[begin SUPPLIED INFORMATION]

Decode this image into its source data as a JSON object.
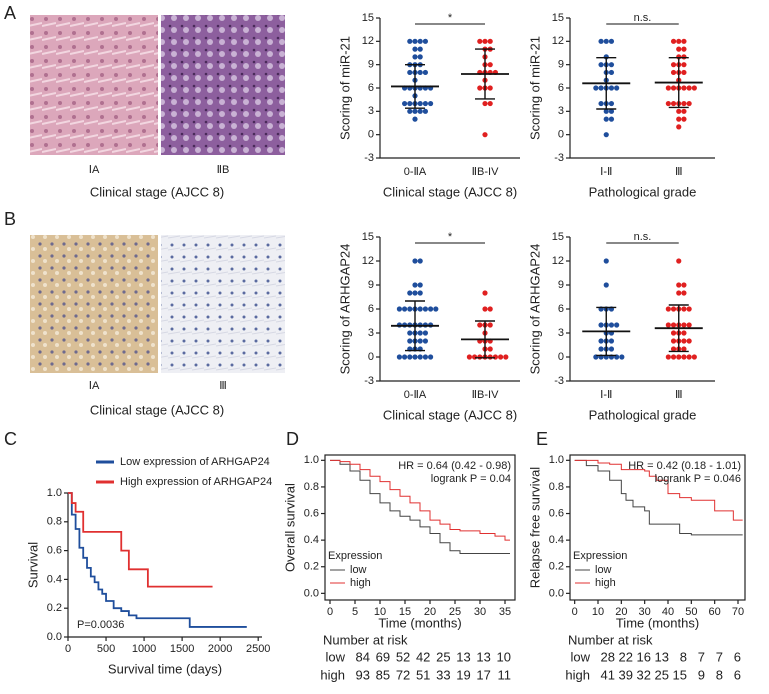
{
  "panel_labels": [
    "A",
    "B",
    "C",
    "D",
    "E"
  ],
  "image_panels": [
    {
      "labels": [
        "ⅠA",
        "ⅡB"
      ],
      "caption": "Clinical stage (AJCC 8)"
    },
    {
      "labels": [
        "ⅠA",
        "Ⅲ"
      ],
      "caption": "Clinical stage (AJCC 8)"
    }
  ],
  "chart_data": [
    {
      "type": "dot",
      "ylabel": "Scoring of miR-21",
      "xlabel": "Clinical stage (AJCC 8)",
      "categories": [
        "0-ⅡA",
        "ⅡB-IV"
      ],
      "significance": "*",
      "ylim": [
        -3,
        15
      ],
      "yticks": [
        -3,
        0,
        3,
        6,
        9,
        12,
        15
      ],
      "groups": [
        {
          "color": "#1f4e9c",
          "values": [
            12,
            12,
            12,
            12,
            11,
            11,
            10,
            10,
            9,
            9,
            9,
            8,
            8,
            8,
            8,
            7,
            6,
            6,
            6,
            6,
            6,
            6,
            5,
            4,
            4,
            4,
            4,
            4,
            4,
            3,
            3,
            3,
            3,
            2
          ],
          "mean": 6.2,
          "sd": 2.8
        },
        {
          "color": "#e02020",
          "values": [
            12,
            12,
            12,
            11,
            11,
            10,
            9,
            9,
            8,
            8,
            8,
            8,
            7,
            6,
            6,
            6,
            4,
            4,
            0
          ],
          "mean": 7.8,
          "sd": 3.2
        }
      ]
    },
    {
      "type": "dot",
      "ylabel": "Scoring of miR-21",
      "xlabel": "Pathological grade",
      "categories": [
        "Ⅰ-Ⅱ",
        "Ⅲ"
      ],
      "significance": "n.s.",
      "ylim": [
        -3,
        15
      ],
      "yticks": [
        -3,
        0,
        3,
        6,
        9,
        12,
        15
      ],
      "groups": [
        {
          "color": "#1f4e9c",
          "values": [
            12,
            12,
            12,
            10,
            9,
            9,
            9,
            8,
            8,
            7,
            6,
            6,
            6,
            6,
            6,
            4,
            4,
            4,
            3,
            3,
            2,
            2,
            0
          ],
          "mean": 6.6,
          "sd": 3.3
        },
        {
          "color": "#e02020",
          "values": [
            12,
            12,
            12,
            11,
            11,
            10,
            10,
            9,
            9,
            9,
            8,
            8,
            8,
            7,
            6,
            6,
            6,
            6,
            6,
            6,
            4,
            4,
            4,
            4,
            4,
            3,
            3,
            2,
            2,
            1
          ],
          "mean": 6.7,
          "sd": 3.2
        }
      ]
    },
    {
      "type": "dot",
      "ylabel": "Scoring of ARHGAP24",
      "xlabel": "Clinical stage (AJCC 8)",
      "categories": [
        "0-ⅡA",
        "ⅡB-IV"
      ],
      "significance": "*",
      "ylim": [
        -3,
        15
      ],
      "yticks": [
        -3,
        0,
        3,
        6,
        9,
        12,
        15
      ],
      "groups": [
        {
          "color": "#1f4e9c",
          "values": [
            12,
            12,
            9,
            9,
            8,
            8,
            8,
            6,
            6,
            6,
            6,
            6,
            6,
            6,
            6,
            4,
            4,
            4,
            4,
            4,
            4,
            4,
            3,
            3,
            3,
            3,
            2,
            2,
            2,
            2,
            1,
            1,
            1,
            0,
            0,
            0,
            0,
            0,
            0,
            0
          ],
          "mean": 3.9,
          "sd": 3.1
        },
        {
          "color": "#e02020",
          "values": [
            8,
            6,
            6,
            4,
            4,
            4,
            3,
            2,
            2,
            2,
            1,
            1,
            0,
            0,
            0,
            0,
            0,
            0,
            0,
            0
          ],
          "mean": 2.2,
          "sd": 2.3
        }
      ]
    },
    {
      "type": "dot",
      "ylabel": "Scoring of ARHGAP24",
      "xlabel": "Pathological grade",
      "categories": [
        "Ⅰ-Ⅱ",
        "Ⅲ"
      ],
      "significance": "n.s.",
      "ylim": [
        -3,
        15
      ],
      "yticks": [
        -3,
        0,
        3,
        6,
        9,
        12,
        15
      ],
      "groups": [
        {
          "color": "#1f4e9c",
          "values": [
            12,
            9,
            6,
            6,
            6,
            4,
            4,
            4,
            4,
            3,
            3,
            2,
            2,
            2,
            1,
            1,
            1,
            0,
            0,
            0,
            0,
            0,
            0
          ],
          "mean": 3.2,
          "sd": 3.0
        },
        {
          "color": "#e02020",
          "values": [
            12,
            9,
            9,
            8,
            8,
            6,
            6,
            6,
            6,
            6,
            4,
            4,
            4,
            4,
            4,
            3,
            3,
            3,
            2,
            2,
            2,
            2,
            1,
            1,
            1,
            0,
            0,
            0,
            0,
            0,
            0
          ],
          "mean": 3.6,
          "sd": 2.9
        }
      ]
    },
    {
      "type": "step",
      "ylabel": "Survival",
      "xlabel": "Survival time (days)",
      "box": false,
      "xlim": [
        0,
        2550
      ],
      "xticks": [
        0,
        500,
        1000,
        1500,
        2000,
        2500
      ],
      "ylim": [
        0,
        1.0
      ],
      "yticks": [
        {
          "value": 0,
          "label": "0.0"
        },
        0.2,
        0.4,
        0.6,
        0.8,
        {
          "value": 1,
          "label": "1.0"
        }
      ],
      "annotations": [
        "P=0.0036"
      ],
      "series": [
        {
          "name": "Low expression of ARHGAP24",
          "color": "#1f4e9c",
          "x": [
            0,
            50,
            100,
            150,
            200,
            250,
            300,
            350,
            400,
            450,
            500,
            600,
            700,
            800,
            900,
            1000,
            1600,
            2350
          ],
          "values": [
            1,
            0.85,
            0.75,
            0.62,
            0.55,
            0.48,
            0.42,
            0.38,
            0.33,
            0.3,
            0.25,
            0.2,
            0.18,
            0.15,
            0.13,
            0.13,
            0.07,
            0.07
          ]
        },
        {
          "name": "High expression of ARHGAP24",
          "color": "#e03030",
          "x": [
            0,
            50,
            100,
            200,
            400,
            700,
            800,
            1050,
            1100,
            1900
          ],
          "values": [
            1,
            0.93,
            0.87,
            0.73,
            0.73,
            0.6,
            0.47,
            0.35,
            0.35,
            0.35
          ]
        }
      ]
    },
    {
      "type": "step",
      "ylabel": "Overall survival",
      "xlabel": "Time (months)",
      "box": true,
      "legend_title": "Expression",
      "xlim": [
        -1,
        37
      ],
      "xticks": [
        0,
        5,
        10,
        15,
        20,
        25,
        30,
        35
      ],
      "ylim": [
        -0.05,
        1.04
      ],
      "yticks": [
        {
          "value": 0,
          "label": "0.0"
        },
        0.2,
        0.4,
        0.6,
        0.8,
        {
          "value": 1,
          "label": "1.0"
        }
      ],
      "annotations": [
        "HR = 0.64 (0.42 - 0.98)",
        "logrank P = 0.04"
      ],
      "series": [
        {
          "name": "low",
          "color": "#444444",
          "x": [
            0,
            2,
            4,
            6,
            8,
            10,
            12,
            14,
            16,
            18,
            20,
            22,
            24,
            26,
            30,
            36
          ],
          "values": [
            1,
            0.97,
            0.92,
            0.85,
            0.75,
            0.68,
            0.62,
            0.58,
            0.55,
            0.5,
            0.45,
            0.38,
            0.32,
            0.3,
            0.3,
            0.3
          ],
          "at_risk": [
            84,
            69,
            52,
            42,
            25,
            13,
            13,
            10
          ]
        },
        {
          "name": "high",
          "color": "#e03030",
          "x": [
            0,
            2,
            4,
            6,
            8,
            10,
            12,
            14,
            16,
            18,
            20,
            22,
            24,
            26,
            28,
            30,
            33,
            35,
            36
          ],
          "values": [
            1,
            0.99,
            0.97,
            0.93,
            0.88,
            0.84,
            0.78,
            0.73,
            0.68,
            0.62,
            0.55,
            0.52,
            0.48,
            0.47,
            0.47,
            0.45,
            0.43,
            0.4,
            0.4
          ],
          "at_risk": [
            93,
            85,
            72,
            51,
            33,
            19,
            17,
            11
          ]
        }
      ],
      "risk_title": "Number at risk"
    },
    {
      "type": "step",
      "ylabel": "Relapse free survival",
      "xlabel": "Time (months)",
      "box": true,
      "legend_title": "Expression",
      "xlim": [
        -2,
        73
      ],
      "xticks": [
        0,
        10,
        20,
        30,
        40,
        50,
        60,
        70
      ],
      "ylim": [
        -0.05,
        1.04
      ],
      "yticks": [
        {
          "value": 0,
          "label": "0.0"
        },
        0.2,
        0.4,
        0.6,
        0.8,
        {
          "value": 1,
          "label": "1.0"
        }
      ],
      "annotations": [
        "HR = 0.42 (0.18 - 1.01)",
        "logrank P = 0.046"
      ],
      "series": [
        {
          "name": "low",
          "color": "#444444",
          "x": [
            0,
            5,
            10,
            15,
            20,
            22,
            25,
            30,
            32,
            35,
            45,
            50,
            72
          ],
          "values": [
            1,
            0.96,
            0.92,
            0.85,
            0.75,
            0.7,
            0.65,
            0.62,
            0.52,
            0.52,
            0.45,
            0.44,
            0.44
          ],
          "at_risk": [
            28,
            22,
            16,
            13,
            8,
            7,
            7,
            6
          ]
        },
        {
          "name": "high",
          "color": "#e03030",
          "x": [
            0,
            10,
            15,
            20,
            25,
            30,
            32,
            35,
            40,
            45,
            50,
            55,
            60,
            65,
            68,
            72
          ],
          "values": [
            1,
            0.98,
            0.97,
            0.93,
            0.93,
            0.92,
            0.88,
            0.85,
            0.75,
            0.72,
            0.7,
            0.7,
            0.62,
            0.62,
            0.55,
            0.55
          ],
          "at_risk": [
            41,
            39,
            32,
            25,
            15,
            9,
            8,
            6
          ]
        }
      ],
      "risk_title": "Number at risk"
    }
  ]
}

[end SUPPLIED INFORMATION]
[begin SUPPLIED INFORMATION]

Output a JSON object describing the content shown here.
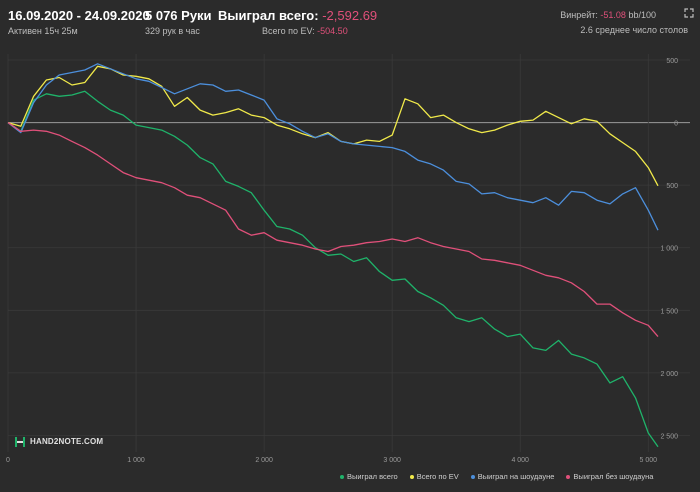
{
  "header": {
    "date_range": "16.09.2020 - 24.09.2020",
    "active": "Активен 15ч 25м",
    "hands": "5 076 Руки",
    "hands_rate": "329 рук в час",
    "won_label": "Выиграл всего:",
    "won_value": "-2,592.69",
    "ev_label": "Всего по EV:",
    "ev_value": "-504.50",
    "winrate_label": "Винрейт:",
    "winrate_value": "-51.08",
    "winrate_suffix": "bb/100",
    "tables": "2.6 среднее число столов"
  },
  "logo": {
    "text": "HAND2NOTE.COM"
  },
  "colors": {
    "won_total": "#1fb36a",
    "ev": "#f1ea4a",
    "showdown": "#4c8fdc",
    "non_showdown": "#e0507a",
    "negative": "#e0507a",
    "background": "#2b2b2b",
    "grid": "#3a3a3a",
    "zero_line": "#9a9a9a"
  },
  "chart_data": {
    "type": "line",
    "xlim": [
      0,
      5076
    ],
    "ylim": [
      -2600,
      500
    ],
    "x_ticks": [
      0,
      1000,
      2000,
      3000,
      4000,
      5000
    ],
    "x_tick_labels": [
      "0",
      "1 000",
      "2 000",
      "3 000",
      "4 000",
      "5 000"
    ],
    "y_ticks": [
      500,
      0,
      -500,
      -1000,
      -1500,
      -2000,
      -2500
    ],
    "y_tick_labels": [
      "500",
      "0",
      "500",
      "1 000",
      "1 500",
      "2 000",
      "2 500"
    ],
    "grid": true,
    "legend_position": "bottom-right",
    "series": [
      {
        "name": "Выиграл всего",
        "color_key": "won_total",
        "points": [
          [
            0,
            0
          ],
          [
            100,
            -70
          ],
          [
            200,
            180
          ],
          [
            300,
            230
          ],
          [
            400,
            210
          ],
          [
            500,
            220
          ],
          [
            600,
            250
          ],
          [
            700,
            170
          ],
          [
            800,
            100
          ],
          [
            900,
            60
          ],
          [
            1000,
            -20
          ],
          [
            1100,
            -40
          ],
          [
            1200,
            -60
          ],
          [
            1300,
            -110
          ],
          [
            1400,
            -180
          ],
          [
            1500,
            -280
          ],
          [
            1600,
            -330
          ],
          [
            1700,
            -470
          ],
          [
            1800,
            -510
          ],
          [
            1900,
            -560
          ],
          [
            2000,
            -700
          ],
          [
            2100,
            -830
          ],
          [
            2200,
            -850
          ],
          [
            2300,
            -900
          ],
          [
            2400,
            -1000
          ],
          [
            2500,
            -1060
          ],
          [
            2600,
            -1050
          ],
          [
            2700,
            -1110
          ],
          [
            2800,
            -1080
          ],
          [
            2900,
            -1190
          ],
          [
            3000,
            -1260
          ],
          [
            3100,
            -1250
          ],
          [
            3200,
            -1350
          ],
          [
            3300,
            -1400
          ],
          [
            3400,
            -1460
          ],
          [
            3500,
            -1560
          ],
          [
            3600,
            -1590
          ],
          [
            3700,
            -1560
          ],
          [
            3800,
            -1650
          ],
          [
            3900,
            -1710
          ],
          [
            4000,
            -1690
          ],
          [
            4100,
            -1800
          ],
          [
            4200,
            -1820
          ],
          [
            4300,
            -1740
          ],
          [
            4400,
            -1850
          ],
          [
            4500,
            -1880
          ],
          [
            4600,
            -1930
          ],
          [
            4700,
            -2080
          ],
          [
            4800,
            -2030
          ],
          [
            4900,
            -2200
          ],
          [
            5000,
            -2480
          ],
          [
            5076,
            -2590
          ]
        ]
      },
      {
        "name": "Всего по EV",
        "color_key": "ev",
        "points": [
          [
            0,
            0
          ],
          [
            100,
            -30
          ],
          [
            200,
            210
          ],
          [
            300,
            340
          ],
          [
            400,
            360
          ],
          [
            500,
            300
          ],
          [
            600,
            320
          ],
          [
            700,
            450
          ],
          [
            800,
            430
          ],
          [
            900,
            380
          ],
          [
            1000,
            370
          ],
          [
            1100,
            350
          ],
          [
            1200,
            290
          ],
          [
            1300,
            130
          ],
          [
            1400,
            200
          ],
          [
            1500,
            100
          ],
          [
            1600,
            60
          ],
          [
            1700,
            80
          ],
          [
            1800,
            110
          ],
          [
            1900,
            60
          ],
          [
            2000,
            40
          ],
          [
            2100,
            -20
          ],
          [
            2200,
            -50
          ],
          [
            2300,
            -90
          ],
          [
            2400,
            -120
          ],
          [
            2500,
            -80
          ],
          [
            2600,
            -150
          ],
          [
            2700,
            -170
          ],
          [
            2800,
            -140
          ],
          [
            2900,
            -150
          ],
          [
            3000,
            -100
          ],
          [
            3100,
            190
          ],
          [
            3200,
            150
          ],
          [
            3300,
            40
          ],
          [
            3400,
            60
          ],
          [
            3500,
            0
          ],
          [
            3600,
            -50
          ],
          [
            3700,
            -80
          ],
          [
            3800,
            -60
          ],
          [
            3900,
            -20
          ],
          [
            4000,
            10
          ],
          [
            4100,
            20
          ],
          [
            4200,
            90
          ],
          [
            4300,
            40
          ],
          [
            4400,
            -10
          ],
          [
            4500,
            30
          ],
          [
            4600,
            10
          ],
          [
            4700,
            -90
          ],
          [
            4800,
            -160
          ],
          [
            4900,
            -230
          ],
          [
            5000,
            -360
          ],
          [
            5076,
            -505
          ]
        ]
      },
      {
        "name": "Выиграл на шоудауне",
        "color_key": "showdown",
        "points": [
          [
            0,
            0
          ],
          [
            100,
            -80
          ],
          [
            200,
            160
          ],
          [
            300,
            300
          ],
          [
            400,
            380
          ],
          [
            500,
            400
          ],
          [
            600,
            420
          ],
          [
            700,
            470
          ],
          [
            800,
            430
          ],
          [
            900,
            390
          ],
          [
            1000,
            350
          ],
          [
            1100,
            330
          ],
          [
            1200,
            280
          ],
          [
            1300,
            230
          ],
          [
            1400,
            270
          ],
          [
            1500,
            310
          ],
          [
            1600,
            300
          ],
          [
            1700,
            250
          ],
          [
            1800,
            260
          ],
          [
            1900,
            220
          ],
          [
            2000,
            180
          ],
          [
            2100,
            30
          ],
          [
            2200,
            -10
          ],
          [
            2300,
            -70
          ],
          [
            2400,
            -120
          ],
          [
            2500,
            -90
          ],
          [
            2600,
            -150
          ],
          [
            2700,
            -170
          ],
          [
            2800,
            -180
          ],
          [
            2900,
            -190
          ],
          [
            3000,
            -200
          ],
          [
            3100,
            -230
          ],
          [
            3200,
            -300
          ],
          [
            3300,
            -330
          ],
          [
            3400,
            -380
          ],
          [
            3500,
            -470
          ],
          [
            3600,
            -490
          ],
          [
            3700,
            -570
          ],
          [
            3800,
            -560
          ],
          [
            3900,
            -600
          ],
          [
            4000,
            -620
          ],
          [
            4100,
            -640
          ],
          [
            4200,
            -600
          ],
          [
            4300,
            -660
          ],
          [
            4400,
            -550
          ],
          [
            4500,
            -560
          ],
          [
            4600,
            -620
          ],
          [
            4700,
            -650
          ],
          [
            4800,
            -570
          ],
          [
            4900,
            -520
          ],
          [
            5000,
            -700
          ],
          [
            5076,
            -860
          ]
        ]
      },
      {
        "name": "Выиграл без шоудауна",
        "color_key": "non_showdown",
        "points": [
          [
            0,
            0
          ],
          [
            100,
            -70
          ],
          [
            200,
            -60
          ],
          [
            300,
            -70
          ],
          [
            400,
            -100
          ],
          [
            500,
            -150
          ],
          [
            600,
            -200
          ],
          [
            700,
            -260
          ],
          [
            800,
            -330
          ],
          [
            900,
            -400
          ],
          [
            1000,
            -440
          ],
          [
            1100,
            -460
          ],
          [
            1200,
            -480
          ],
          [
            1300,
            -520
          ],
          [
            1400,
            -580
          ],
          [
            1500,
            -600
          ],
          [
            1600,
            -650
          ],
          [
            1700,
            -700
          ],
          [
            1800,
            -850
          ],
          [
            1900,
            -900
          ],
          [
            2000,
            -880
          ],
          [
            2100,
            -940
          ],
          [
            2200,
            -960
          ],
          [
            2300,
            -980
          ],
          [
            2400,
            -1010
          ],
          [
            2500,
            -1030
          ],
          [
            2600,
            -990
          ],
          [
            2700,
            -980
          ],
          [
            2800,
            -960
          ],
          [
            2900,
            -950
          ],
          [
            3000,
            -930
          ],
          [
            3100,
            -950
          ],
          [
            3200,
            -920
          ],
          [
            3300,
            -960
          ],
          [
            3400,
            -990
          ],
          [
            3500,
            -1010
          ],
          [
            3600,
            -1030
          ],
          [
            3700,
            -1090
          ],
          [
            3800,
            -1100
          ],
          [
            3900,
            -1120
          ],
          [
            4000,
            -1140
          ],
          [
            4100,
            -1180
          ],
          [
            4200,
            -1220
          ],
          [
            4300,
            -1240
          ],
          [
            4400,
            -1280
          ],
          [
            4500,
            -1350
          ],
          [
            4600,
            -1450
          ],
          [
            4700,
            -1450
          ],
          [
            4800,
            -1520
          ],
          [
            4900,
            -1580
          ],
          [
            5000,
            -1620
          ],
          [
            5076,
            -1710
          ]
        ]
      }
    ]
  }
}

[end SUPPLIED INFORMATION]

Find the word "object" and list each line it appears in.

## RESPONSE
Decode this image into its source data as a JSON object.
Output a JSON object describing the content shown here.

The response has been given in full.